*Given problem:* Reproduce every entry below precisely; do not include the pictures.

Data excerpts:
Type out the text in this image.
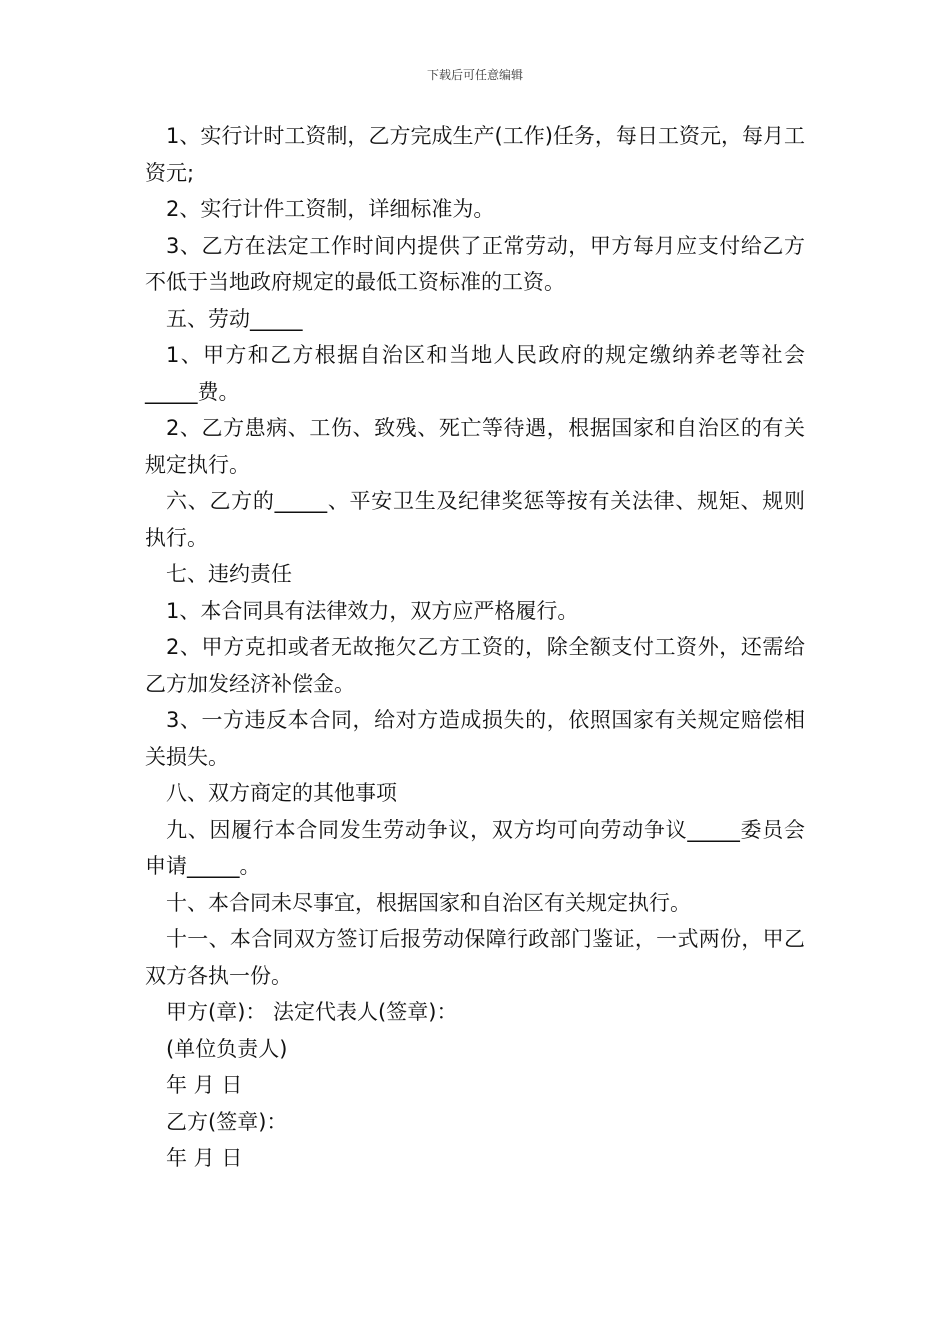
下载后可任意编辑

1、实行计时工资制，乙方完成生产(工作)任务，每日工资元，每月工资元;

2、实行计件工资制，详细标准为。

3、乙方在法定工作时间内提供了正常劳动，甲方每月应支付给乙方不低于当地政府规定的最低工资标准的工资。

五、劳动_____

1、甲方和乙方根据自治区和当地人民政府的规定缴纳养老等社会_____费。

2、乙方患病、工伤、致残、死亡等待遇，根据国家和自治区的有关规定执行。

六、乙方的_____、平安卫生及纪律奖惩等按有关法律、规矩、规则执行。

七、违约责任

1、本合同具有法律效力，双方应严格履行。

2、甲方克扣或者无故拖欠乙方工资的，除全额支付工资外，还需给乙方加发经济补偿金。

3、一方违反本合同，给对方造成损失的，依照国家有关规定赔偿相关损失。

八、双方商定的其他事项

九、因履行本合同发生劳动争议，双方均可向劳动争议_____委员会申请_____。

十、本合同未尽事宜，根据国家和自治区有关规定执行。

十一、本合同双方签订后报劳动保障行政部门鉴证，一式两份，甲乙双方各执一份。

甲方(章)： 法定代表人(签章)：

(单位负责人)

年 月 日

乙方(签章)：

年 月 日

*Exercise solution:*
Type out the text in this image.
下载后可任意编辑

1、实行计时工资制，乙方完成生产(工作)任务，每日工资元，每月工资元;

2、实行计件工资制，详细标准为。

3、乙方在法定工作时间内提供了正常劳动，甲方每月应支付给乙方不低于当地政府规定的最低工资标准的工资。

五、劳动_____

1、甲方和乙方根据自治区和当地人民政府的规定缴纳养老等社会_____费。

2、乙方患病、工伤、致残、死亡等待遇，根据国家和自治区的有关规定执行。

六、乙方的_____、平安卫生及纪律奖惩等按有关法律、规矩、规则执行。

七、违约责任

1、本合同具有法律效力，双方应严格履行。

2、甲方克扣或者无故拖欠乙方工资的，除全额支付工资外，还需给乙方加发经济补偿金。

3、一方违反本合同，给对方造成损失的，依照国家有关规定赔偿相关损失。

八、双方商定的其他事项

九、因履行本合同发生劳动争议，双方均可向劳动争议_____委员会申请_____。

十、本合同未尽事宜，根据国家和自治区有关规定执行。

十一、本合同双方签订后报劳动保障行政部门鉴证，一式两份，甲乙双方各执一份。

甲方(章)： 法定代表人(签章)：

(单位负责人)

年 月 日

乙方(签章)：

年 月 日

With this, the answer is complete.